§ **Objective**
How many of the lines that follow contain the word "color"? Give only the number.

Stored data:
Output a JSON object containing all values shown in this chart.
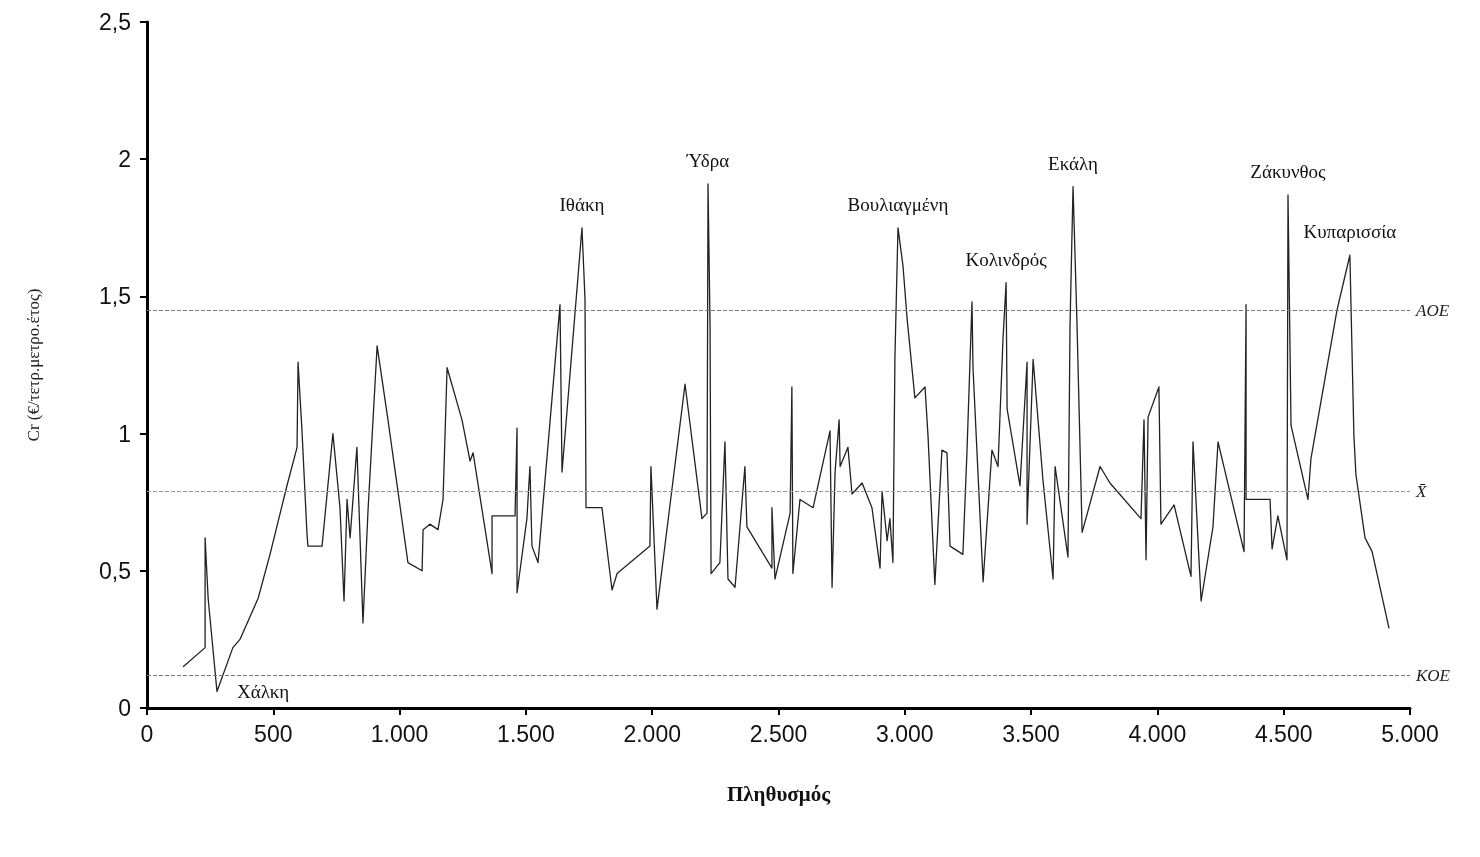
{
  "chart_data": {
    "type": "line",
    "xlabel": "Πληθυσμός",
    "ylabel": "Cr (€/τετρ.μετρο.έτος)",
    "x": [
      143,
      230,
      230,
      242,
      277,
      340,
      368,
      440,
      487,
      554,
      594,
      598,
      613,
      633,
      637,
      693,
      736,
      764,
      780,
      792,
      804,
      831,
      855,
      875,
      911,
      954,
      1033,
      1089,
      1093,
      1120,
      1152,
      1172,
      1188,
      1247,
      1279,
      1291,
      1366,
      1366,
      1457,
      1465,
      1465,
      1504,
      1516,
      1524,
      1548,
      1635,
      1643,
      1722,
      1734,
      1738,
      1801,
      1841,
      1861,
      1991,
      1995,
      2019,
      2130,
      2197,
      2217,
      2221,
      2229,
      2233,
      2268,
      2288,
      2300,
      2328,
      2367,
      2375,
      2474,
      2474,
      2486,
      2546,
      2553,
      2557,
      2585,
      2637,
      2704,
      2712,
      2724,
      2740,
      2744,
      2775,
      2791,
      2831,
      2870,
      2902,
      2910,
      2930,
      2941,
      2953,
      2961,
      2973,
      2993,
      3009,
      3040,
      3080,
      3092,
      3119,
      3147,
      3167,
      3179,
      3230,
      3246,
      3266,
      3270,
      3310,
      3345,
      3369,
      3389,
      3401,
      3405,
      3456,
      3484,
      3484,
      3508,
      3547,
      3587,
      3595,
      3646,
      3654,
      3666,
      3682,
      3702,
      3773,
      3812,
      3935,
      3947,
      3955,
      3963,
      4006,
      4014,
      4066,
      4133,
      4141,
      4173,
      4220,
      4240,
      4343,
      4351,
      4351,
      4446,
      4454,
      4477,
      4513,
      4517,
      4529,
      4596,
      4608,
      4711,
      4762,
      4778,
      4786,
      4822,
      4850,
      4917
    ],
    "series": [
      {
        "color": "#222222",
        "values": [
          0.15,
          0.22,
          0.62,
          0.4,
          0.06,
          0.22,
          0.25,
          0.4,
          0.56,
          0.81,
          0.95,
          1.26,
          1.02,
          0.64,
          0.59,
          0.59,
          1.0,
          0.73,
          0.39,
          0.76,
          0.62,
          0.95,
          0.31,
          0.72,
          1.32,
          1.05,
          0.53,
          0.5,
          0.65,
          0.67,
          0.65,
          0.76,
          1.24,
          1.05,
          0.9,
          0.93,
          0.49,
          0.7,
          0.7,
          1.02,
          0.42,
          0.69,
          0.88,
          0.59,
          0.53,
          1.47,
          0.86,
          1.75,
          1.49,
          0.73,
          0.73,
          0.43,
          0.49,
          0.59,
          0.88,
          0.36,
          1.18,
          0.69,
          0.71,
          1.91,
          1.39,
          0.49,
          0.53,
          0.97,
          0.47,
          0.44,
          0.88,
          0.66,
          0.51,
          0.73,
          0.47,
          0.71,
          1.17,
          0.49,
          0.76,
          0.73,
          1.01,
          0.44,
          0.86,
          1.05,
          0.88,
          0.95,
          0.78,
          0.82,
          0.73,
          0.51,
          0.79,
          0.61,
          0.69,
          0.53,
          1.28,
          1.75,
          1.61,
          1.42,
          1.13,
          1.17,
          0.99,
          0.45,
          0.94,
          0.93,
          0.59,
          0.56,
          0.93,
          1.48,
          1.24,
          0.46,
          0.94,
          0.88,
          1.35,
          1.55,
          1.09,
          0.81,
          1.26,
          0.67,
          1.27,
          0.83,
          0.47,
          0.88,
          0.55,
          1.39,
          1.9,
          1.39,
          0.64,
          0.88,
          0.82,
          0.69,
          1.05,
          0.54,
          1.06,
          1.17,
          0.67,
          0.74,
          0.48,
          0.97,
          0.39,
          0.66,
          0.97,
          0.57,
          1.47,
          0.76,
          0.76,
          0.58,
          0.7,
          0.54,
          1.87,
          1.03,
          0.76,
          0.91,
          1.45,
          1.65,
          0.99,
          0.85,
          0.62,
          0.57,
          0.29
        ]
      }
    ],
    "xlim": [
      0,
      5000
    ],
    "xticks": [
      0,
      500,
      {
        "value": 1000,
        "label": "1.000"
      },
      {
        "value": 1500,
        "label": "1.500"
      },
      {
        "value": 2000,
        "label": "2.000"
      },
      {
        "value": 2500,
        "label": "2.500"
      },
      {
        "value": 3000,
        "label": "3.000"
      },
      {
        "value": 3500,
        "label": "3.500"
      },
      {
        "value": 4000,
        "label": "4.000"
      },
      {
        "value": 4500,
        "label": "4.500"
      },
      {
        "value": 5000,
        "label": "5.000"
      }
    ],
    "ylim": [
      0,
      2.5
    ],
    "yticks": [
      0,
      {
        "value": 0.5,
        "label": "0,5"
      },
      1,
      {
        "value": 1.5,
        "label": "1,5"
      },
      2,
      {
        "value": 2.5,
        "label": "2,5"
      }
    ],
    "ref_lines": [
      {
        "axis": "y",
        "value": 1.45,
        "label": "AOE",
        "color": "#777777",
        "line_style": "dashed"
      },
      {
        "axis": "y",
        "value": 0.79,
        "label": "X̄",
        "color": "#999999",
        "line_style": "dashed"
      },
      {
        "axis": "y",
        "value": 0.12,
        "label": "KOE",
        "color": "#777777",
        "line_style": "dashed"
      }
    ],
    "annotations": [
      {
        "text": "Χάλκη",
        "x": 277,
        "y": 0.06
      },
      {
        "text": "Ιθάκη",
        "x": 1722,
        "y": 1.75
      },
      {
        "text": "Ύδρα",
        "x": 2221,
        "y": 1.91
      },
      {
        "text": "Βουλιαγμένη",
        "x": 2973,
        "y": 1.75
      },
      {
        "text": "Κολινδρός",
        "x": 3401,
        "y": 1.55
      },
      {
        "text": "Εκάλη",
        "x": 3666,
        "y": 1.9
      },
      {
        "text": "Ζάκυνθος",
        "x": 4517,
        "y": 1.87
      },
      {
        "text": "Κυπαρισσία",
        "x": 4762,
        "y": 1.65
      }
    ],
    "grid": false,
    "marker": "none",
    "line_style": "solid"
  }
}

§ **Response to the exercise**
4